Extracted data -
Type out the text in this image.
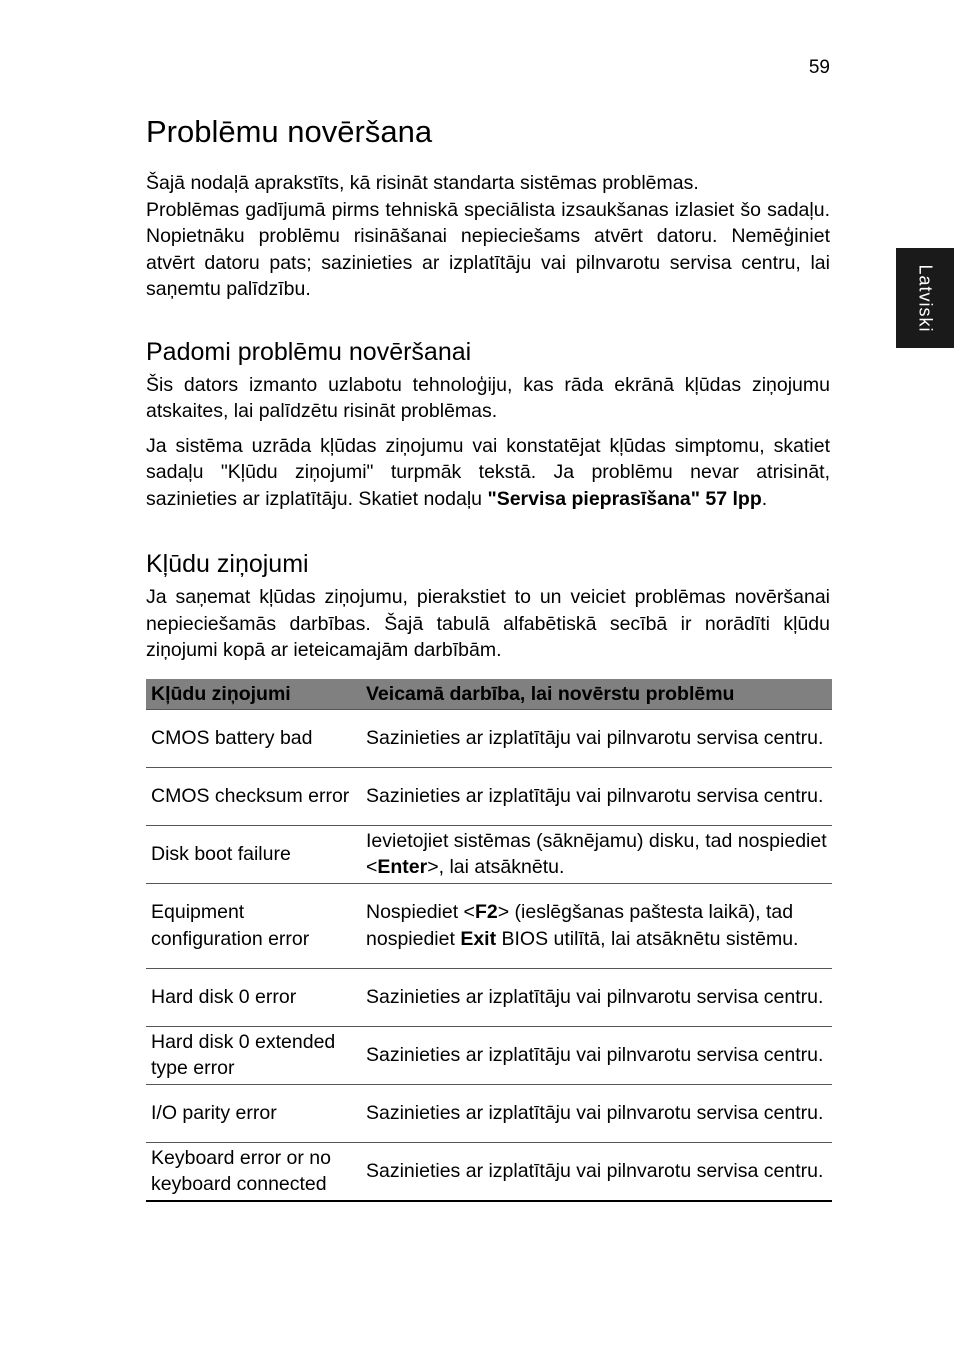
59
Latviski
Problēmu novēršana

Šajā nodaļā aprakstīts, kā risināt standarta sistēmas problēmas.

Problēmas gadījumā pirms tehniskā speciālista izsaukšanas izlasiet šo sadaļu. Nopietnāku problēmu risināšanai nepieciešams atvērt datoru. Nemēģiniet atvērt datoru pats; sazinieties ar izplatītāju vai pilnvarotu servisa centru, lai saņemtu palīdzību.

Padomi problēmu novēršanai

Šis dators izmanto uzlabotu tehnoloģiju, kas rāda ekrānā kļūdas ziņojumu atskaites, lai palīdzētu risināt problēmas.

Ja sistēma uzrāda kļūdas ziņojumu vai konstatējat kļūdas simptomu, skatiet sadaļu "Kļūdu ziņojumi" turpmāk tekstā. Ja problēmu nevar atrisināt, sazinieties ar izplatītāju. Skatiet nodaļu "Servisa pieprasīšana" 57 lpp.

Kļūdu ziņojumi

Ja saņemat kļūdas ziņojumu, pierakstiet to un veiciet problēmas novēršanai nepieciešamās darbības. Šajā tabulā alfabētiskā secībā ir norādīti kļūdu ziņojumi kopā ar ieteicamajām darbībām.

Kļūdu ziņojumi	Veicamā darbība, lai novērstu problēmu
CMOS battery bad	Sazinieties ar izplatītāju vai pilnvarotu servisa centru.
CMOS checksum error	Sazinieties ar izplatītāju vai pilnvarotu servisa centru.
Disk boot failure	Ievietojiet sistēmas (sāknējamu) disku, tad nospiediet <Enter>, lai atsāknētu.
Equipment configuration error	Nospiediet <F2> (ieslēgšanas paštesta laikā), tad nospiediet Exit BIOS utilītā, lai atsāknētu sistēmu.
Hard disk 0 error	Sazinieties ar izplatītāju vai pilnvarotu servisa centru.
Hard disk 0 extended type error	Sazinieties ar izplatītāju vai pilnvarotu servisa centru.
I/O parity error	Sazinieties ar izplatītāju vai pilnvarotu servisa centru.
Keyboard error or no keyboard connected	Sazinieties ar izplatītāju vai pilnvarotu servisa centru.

What you are asked to do - Your answer should be only a number: how many lines of the data above contain the string "nospiediet"?

Response below - 2